Written exercise: Find all lines in the records that include the word "seguridad", and copy them out.

(Stored data)
## BEGIN

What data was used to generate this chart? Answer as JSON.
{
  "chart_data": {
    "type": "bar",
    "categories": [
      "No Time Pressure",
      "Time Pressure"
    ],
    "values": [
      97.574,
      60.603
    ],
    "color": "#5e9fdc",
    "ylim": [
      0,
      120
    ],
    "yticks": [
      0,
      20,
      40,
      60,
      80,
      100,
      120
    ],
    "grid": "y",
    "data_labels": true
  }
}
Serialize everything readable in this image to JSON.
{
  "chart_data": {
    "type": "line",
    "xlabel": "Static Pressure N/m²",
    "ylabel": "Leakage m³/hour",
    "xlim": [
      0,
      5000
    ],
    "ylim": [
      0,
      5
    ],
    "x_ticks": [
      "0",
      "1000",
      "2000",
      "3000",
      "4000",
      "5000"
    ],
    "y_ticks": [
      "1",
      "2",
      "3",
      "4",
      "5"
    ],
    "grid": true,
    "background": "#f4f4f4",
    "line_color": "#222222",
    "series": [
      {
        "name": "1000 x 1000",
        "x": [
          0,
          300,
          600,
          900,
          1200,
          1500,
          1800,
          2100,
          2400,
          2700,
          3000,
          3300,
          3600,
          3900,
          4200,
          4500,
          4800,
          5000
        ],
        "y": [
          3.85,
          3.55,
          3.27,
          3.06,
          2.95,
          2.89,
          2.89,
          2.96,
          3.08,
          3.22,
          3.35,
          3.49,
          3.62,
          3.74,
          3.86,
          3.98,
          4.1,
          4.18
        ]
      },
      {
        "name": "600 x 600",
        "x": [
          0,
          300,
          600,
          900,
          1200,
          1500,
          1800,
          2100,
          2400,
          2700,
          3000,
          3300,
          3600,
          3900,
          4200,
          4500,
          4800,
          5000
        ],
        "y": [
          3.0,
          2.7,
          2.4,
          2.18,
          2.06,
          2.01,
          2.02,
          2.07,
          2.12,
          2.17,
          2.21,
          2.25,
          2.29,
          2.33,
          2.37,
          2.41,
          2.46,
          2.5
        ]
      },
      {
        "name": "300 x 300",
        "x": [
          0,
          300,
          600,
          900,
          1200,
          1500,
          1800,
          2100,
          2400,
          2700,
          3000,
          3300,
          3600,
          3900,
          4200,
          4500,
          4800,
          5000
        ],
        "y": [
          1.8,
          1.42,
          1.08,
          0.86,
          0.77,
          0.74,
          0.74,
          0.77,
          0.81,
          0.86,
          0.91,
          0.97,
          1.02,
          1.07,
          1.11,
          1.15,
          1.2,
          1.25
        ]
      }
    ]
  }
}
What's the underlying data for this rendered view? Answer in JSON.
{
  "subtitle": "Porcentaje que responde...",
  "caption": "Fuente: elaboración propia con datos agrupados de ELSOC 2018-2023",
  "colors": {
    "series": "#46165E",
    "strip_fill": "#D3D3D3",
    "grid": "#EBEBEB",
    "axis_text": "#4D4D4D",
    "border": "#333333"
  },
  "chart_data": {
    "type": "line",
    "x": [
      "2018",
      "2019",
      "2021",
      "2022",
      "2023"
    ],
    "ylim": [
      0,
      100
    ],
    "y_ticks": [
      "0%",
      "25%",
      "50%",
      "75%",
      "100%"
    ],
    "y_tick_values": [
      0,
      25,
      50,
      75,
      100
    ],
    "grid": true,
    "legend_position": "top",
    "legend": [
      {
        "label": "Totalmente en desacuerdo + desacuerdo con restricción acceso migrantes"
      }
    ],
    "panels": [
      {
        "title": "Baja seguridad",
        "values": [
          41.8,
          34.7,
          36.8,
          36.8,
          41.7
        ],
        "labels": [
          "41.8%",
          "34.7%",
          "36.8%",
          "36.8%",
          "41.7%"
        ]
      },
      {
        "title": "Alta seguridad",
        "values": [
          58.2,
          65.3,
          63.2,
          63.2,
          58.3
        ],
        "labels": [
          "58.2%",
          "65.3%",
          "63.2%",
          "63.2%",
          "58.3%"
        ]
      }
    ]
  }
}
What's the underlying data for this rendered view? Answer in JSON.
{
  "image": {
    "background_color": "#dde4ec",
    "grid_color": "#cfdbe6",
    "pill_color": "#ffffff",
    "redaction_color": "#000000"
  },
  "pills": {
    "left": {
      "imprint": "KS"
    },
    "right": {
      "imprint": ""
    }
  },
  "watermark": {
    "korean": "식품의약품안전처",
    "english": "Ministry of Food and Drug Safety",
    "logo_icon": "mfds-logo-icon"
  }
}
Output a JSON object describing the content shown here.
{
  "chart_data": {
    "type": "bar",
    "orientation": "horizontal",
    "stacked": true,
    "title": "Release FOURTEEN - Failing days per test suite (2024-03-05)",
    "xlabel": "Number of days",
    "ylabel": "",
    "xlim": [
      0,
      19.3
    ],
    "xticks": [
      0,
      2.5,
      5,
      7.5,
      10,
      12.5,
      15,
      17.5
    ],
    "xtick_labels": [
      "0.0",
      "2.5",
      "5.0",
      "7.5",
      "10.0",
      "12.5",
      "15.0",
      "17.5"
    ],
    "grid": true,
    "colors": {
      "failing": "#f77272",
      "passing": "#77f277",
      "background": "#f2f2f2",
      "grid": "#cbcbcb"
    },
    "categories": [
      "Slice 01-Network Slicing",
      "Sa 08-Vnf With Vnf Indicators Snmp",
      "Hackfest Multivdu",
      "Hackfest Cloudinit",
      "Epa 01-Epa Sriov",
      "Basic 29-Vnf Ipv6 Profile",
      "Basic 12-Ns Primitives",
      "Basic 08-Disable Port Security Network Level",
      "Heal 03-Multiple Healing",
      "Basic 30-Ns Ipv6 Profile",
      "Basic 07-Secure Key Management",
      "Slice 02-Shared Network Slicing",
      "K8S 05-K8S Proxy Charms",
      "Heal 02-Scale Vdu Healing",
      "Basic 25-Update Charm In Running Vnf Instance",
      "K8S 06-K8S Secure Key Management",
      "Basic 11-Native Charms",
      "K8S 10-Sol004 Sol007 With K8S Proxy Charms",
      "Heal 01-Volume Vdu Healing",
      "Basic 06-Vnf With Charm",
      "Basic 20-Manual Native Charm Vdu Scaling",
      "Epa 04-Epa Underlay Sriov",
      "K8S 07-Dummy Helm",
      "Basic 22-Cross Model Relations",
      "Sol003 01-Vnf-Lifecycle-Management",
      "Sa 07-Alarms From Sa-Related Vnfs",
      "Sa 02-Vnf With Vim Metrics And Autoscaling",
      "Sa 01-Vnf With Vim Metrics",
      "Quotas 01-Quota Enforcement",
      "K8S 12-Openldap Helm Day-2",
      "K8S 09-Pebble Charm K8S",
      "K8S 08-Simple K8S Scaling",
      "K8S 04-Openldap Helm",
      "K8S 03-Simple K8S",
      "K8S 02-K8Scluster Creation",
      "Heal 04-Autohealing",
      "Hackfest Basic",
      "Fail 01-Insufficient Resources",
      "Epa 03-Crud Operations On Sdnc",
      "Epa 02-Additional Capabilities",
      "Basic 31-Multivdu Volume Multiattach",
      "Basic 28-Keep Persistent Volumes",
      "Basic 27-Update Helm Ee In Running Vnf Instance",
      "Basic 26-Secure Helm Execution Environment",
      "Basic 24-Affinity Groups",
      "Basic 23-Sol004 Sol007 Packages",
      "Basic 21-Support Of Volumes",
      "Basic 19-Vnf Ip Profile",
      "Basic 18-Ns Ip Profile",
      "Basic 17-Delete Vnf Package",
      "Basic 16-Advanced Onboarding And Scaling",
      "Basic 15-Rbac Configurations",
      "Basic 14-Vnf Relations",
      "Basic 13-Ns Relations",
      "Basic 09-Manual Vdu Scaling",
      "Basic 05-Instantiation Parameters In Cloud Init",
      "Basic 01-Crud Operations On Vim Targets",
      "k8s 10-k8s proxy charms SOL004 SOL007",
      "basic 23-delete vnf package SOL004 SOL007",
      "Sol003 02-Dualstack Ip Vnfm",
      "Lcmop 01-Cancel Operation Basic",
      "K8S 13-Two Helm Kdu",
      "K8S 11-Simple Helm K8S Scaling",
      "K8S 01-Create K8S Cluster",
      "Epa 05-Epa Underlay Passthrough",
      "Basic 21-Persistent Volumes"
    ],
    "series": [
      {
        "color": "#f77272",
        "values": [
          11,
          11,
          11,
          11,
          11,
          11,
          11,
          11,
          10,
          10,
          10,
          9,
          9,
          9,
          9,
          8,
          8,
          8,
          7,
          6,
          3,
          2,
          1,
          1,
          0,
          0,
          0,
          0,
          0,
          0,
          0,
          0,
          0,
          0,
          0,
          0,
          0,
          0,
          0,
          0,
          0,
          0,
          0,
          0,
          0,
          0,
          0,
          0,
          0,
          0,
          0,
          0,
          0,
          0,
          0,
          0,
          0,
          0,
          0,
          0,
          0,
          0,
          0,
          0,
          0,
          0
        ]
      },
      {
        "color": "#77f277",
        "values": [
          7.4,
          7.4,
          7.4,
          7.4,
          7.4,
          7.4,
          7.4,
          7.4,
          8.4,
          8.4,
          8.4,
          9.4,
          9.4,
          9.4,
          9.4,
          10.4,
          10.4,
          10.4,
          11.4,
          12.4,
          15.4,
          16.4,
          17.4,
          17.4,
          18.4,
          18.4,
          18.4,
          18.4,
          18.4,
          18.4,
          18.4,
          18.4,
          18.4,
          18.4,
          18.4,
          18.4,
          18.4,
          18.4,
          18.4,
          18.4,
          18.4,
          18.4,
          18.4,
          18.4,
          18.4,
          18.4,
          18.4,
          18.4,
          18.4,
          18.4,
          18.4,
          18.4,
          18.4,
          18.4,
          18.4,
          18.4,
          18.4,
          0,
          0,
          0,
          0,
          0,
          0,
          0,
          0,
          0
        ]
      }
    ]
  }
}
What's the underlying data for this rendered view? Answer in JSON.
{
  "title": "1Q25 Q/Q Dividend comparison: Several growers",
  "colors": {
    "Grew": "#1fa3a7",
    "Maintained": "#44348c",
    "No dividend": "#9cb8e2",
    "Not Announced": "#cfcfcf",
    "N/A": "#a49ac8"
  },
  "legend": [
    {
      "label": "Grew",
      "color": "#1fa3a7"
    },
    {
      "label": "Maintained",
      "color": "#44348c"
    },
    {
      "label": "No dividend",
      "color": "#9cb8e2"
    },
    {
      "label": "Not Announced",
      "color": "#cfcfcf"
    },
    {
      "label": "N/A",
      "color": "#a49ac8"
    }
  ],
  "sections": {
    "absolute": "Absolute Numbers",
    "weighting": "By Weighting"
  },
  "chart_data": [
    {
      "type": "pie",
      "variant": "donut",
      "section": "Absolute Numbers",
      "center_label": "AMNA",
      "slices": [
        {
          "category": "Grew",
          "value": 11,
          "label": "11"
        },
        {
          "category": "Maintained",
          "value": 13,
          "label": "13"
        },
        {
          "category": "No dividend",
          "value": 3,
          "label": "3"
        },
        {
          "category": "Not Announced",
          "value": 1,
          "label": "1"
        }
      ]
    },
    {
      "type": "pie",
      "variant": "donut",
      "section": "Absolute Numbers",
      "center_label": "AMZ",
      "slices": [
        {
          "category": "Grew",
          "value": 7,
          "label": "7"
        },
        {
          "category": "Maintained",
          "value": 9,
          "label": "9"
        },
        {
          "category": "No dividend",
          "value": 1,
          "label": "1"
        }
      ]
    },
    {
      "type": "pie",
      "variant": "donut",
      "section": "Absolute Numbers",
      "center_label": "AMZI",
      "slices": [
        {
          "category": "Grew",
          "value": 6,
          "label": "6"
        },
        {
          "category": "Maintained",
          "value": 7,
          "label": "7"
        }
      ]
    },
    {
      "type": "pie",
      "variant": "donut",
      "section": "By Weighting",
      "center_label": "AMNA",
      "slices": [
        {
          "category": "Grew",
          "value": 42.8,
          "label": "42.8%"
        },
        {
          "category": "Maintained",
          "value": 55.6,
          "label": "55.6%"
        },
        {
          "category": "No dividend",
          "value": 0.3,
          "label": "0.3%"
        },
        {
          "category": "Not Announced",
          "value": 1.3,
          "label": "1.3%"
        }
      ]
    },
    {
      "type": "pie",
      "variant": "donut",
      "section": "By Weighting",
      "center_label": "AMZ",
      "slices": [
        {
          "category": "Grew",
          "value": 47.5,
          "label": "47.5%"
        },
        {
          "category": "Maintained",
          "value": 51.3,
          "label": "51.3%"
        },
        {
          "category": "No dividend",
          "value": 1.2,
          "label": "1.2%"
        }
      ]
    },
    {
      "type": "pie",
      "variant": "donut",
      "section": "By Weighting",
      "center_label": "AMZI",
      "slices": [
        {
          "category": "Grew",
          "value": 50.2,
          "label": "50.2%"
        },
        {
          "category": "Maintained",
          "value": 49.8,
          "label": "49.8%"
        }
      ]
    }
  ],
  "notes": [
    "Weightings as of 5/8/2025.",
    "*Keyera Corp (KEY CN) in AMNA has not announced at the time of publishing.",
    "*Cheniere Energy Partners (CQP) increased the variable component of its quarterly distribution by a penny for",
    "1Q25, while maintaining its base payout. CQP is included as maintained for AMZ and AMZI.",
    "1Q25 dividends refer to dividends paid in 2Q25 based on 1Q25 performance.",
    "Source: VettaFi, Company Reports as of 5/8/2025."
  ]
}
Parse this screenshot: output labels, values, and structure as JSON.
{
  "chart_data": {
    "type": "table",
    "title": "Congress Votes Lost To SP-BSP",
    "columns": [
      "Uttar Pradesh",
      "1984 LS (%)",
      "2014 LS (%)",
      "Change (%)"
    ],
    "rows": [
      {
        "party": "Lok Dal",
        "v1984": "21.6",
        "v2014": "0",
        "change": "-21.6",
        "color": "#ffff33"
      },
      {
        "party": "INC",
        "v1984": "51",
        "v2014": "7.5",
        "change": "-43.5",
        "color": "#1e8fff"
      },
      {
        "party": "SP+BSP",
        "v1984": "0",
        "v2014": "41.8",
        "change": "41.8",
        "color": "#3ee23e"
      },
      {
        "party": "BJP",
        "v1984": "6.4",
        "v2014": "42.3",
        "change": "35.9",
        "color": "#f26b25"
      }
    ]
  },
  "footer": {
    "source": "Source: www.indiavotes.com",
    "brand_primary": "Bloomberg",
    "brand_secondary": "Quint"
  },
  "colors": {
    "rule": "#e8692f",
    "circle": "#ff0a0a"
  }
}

## END

Task answer:
        "title": "Baja seguridad",
        "title": "Alta seguridad",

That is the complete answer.